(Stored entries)
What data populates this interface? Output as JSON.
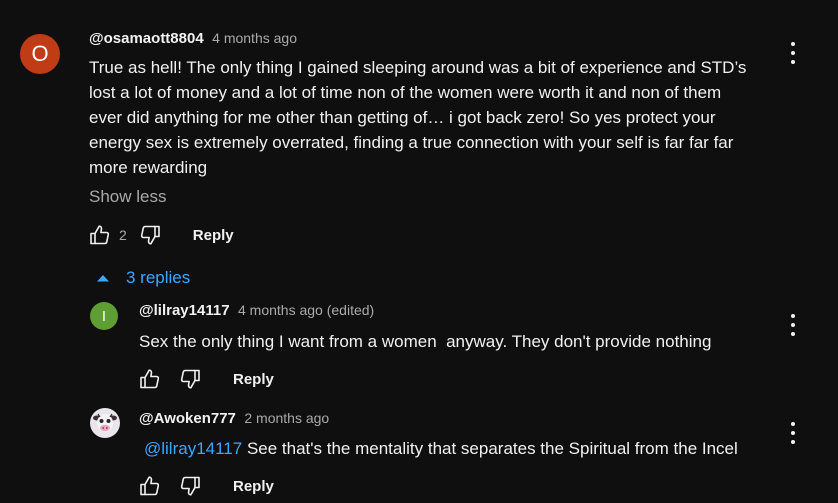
{
  "comment": {
    "avatar_letter": "O",
    "avatar_color": "#c03c17",
    "author": "@osamaott8804",
    "time": "4 months ago",
    "lines": [
      "True as hell! The only thing I gained sleeping around was a bit of experience and STD’s",
      "lost a lot of money and a lot of time non of the women were worth it and non of them",
      "ever did anything for me other than getting of… i got back zero! So yes protect your",
      "energy sex is extremely overrated, finding a true connection with your self is far far far",
      "more rewarding"
    ],
    "show_less": "Show less",
    "likes": "2",
    "reply_label": "Reply"
  },
  "replies_toggle": {
    "label": "3 replies",
    "icon": "chevron-up-icon"
  },
  "replies": [
    {
      "avatar_letter": "I",
      "avatar_color": "#5e9e33",
      "author": "@lilray14117",
      "time": "4 months ago (edited)",
      "text": "Sex the only thing I want from a women  anyway. They don't provide nothing",
      "reply_label": "Reply"
    },
    {
      "avatar_icon": "cow-avatar-icon",
      "author": "@Awoken777",
      "time": "2 months ago",
      "mention": "@lilray14117",
      "text": " See that's the mentality that separates the Spiritual from the Incel",
      "reply_label": "Reply"
    }
  ],
  "colors": {
    "background": "#0f0f0f",
    "text": "#f1f1f1",
    "secondary": "#aaaaaa",
    "link": "#3ea6ff"
  }
}
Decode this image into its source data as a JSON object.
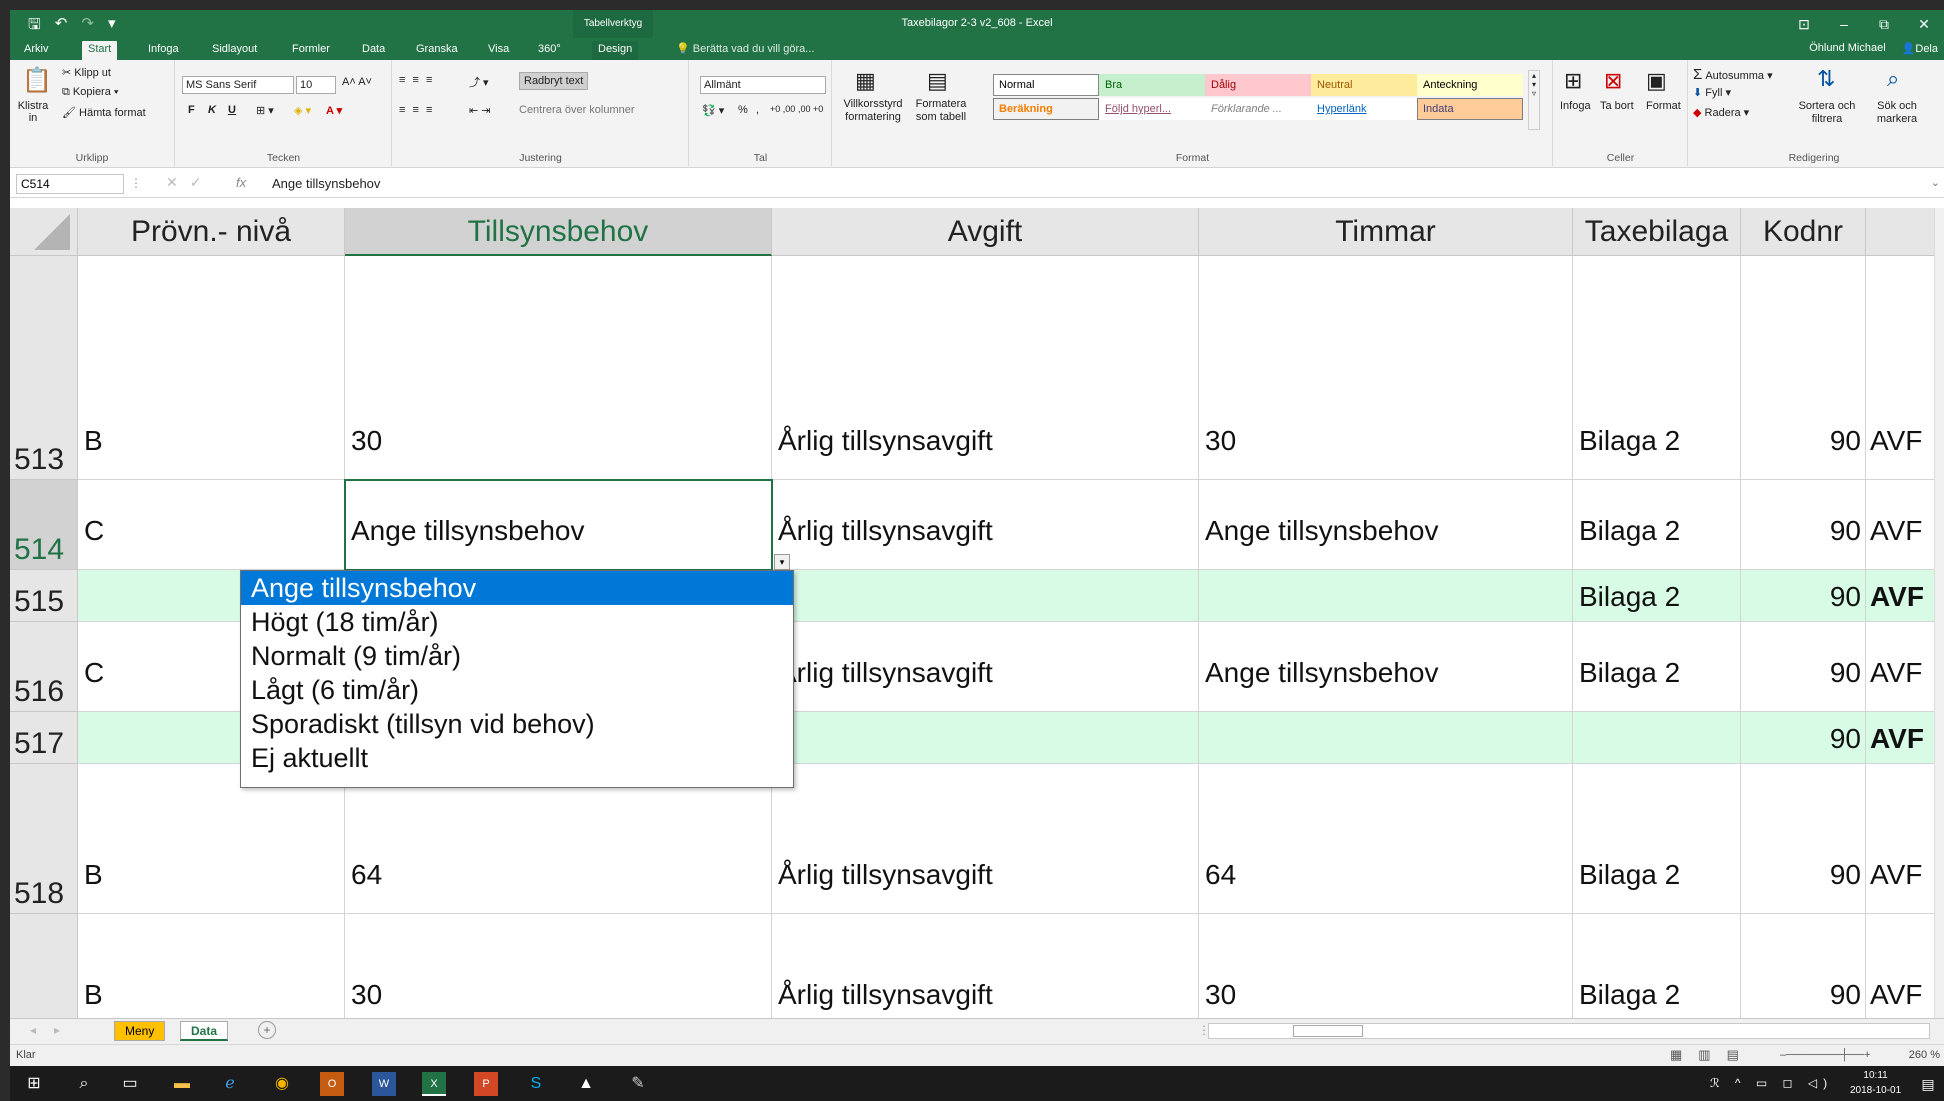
{
  "window": {
    "title": "Taxebilagor 2-3 v2_608 - Excel",
    "context_tab": "Tabellverktyg",
    "controls": [
      "⊡",
      "–",
      "⧉",
      "✕"
    ]
  },
  "quick_access": {
    "save": "🖫",
    "undo": "↶",
    "redo": "↷",
    "customize": "▾"
  },
  "tabs": [
    "Arkiv",
    "Start",
    "Infoga",
    "Sidlayout",
    "Formler",
    "Data",
    "Granska",
    "Visa",
    "360°",
    "Design"
  ],
  "active_tab": "Start",
  "tell_me": "Berätta vad du vill göra...",
  "user": "Öhlund Michael",
  "share": "Dela",
  "ribbon": {
    "clipboard": {
      "label": "Urklipp",
      "paste": "Klistra in",
      "cut": "Klipp ut",
      "copy": "Kopiera",
      "format_painter": "Hämta format"
    },
    "font": {
      "label": "Tecken",
      "font_name": "MS Sans Serif",
      "font_size": "10",
      "bold": "F",
      "italic": "K",
      "underline": "U"
    },
    "alignment": {
      "label": "Justering",
      "wrap": "Radbryt text",
      "merge": "Centrera över kolumner"
    },
    "number": {
      "label": "Tal",
      "format": "Allmänt",
      "percent": "%",
      "comma": ",",
      "inc": "+0 ,00",
      "dec": ",00 +0"
    },
    "styles": {
      "label": "Format",
      "cond": "Villkorsstyrd formatering",
      "table": "Formatera som tabell",
      "cells": [
        {
          "name": "Normal",
          "bg": "#ffffff",
          "fg": "#000000"
        },
        {
          "name": "Bra",
          "bg": "#c6efce",
          "fg": "#006100"
        },
        {
          "name": "Dålig",
          "bg": "#ffc7ce",
          "fg": "#9c0006"
        },
        {
          "name": "Neutral",
          "bg": "#ffeb9c",
          "fg": "#9c5700"
        },
        {
          "name": "Anteckning",
          "bg": "#ffffcc",
          "fg": "#000000"
        },
        {
          "name": "Beräkning",
          "bg": "#f2f2f2",
          "fg": "#fa7d00"
        },
        {
          "name": "Följd hyperl...",
          "bg": "#ffffff",
          "fg": "#954f72"
        },
        {
          "name": "Förklarande ...",
          "bg": "#ffffff",
          "fg": "#7f7f7f"
        },
        {
          "name": "Hyperlänk",
          "bg": "#ffffff",
          "fg": "#0563c1"
        },
        {
          "name": "Indata",
          "bg": "#ffcc99",
          "fg": "#3f3f76"
        }
      ]
    },
    "cells_group": {
      "label": "Celler",
      "insert": "Infoga",
      "delete": "Ta bort",
      "format": "Format"
    },
    "editing": {
      "label": "Redigering",
      "autosum": "Autosumma",
      "fill": "Fyll",
      "clear": "Radera",
      "sort": "Sortera och filtrera",
      "find": "Sök och markera"
    }
  },
  "formula_bar": {
    "name_box": "C514",
    "fx": "fx",
    "value": "Ange tillsynsbehov"
  },
  "columns": [
    "Prövn.- nivå",
    "Tillsynsbehov",
    "Avgift",
    "Timmar",
    "Taxebilaga",
    "Kodnr",
    ""
  ],
  "rows": [
    {
      "num": "513",
      "cells": [
        "B",
        "30",
        "Årlig tillsynsavgift",
        "30",
        "Bilaga 2",
        "90",
        "AVF"
      ]
    },
    {
      "num": "514",
      "cells": [
        "C",
        "Ange tillsynsbehov",
        "Årlig tillsynsavgift",
        "Ange tillsynsbehov",
        "Bilaga 2",
        "90",
        "AVF"
      ]
    },
    {
      "num": "515",
      "cells": [
        "",
        "",
        "",
        "",
        "Bilaga 2",
        "90",
        "AVF"
      ]
    },
    {
      "num": "516",
      "cells": [
        "C",
        "",
        "Årlig tillsynsavgift",
        "Ange tillsynsbehov",
        "Bilaga 2",
        "90",
        "AVF"
      ]
    },
    {
      "num": "517",
      "cells": [
        "",
        "",
        "",
        "",
        "",
        "90",
        "AVF"
      ]
    },
    {
      "num": "518",
      "cells": [
        "B",
        "64",
        "Årlig tillsynsavgift",
        "64",
        "Bilaga 2",
        "90",
        "AVF"
      ]
    },
    {
      "num": "",
      "cells": [
        "B",
        "30",
        "Årlig tillsynsavgift",
        "30",
        "Bilaga 2",
        "90",
        "AVF"
      ]
    }
  ],
  "dropdown": {
    "options": [
      "Ange tillsynsbehov",
      "Högt (18 tim/år)",
      "Normalt (9 tim/år)",
      "Lågt (6 tim/år)",
      "Sporadiskt (tillsyn vid behov)",
      "Ej aktuellt"
    ],
    "selected_index": 0
  },
  "sheets": [
    "Meny",
    "Data"
  ],
  "active_sheet": "Data",
  "status": {
    "ready": "Klar",
    "zoom": "260 %"
  },
  "taskbar": {
    "time": "10:11",
    "date": "2018-10-01"
  }
}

Goal of the exercise:
Print every entry above again without changing a word, and omit the pictures.

Final answer:
What data populates this interface? Output as JSON.
{
  "comment": {
    "avatar_letter": "O",
    "avatar_color": "#c03c17",
    "author": "@osamaott8804",
    "time": "4 months ago",
    "lines": [
      "True as hell! The only thing I gained sleeping around was a bit of experience and STD’s",
      "lost a lot of money and a lot of time non of the women were worth it and non of them",
      "ever did anything for me other than getting of… i got back zero! So yes protect your",
      "energy sex is extremely overrated, finding a true connection with your self is far far far",
      "more rewarding"
    ],
    "show_less": "Show less",
    "likes": "2",
    "reply_label": "Reply"
  },
  "replies_toggle": {
    "label": "3 replies",
    "icon": "chevron-up-icon"
  },
  "replies": [
    {
      "avatar_letter": "I",
      "avatar_color": "#5e9e33",
      "author": "@lilray14117",
      "time": "4 months ago (edited)",
      "text": "Sex the only thing I want from a women  anyway. They don't provide nothing",
      "reply_label": "Reply"
    },
    {
      "avatar_icon": "cow-avatar-icon",
      "author": "@Awoken777",
      "time": "2 months ago",
      "mention": "@lilray14117",
      "text": " See that's the mentality that separates the Spiritual from the Incel",
      "reply_label": "Reply"
    }
  ],
  "colors": {
    "background": "#0f0f0f",
    "text": "#f1f1f1",
    "secondary": "#aaaaaa",
    "link": "#3ea6ff"
  }
}
Decode this image into its source data as a JSON object.
{
  "window": {
    "title": "Taxebilagor 2-3 v2_608 - Excel",
    "context_tab": "Tabellverktyg",
    "controls": [
      "⊡",
      "–",
      "⧉",
      "✕"
    ]
  },
  "quick_access": {
    "save": "🖫",
    "undo": "↶",
    "redo": "↷",
    "customize": "▾"
  },
  "tabs": [
    "Arkiv",
    "Start",
    "Infoga",
    "Sidlayout",
    "Formler",
    "Data",
    "Granska",
    "Visa",
    "360°",
    "Design"
  ],
  "active_tab": "Start",
  "tell_me": "Berätta vad du vill göra...",
  "user": "Öhlund Michael",
  "share": "Dela",
  "ribbon": {
    "clipboard": {
      "label": "Urklipp",
      "paste": "Klistra in",
      "cut": "Klipp ut",
      "copy": "Kopiera",
      "format_painter": "Hämta format"
    },
    "font": {
      "label": "Tecken",
      "font_name": "MS Sans Serif",
      "font_size": "10",
      "bold": "F",
      "italic": "K",
      "underline": "U"
    },
    "alignment": {
      "label": "Justering",
      "wrap": "Radbryt text",
      "merge": "Centrera över kolumner"
    },
    "number": {
      "label": "Tal",
      "format": "Allmänt",
      "percent": "%",
      "comma": ",",
      "inc": "+0 ,00",
      "dec": ",00 +0"
    },
    "styles": {
      "label": "Format",
      "cond": "Villkorsstyrd formatering",
      "table": "Formatera som tabell",
      "cells": [
        {
          "name": "Normal",
          "bg": "#ffffff",
          "fg": "#000000"
        },
        {
          "name": "Bra",
          "bg": "#c6efce",
          "fg": "#006100"
        },
        {
          "name": "Dålig",
          "bg": "#ffc7ce",
          "fg": "#9c0006"
        },
        {
          "name": "Neutral",
          "bg": "#ffeb9c",
          "fg": "#9c5700"
        },
        {
          "name": "Anteckning",
          "bg": "#ffffcc",
          "fg": "#000000"
        },
        {
          "name": "Beräkning",
          "bg": "#f2f2f2",
          "fg": "#fa7d00"
        },
        {
          "name": "Följd hyperl...",
          "bg": "#ffffff",
          "fg": "#954f72"
        },
        {
          "name": "Förklarande ...",
          "bg": "#ffffff",
          "fg": "#7f7f7f"
        },
        {
          "name": "Hyperlänk",
          "bg": "#ffffff",
          "fg": "#0563c1"
        },
        {
          "name": "Indata",
          "bg": "#ffcc99",
          "fg": "#3f3f76"
        }
      ]
    },
    "cells_group": {
      "label": "Celler",
      "insert": "Infoga",
      "delete": "Ta bort",
      "format": "Format"
    },
    "editing": {
      "label": "Redigering",
      "autosum": "Autosumma",
      "fill": "Fyll",
      "clear": "Radera",
      "sort": "Sortera och filtrera",
      "find": "Sök och markera"
    }
  },
  "formula_bar": {
    "name_box": "C514",
    "fx": "fx",
    "value": "Ange tillsynsbehov"
  },
  "columns": [
    "Prövn.- nivå",
    "Tillsynsbehov",
    "Avgift",
    "Timmar",
    "Taxebilaga",
    "Kodnr",
    ""
  ],
  "rows": [
    {
      "num": "513",
      "cells": [
        "B",
        "30",
        "Årlig tillsynsavgift",
        "30",
        "Bilaga 2",
        "90",
        "AVF"
      ]
    },
    {
      "num": "514",
      "cells": [
        "C",
        "Ange tillsynsbehov",
        "Årlig tillsynsavgift",
        "Ange tillsynsbehov",
        "Bilaga 2",
        "90",
        "AVF"
      ]
    },
    {
      "num": "515",
      "cells": [
        "",
        "",
        "",
        "",
        "Bilaga 2",
        "90",
        "AVF"
      ]
    },
    {
      "num": "516",
      "cells": [
        "C",
        "",
        "Årlig tillsynsavgift",
        "Ange tillsynsbehov",
        "Bilaga 2",
        "90",
        "AVF"
      ]
    },
    {
      "num": "517",
      "cells": [
        "",
        "",
        "",
        "",
        "",
        "90",
        "AVF"
      ]
    },
    {
      "num": "518",
      "cells": [
        "B",
        "64",
        "Årlig tillsynsavgift",
        "64",
        "Bilaga 2",
        "90",
        "AVF"
      ]
    },
    {
      "num": "",
      "cells": [
        "B",
        "30",
        "Årlig tillsynsavgift",
        "30",
        "Bilaga 2",
        "90",
        "AVF"
      ]
    }
  ],
  "dropdown": {
    "options": [
      "Ange tillsynsbehov",
      "Högt (18 tim/år)",
      "Normalt (9 tim/år)",
      "Lågt (6 tim/år)",
      "Sporadiskt (tillsyn vid behov)",
      "Ej aktuellt"
    ],
    "selected_index": 0
  },
  "sheets": [
    "Meny",
    "Data"
  ],
  "active_sheet": "Data",
  "status": {
    "ready": "Klar",
    "zoom": "260 %"
  },
  "taskbar": {
    "time": "10:11",
    "date": "2018-10-01"
  }
}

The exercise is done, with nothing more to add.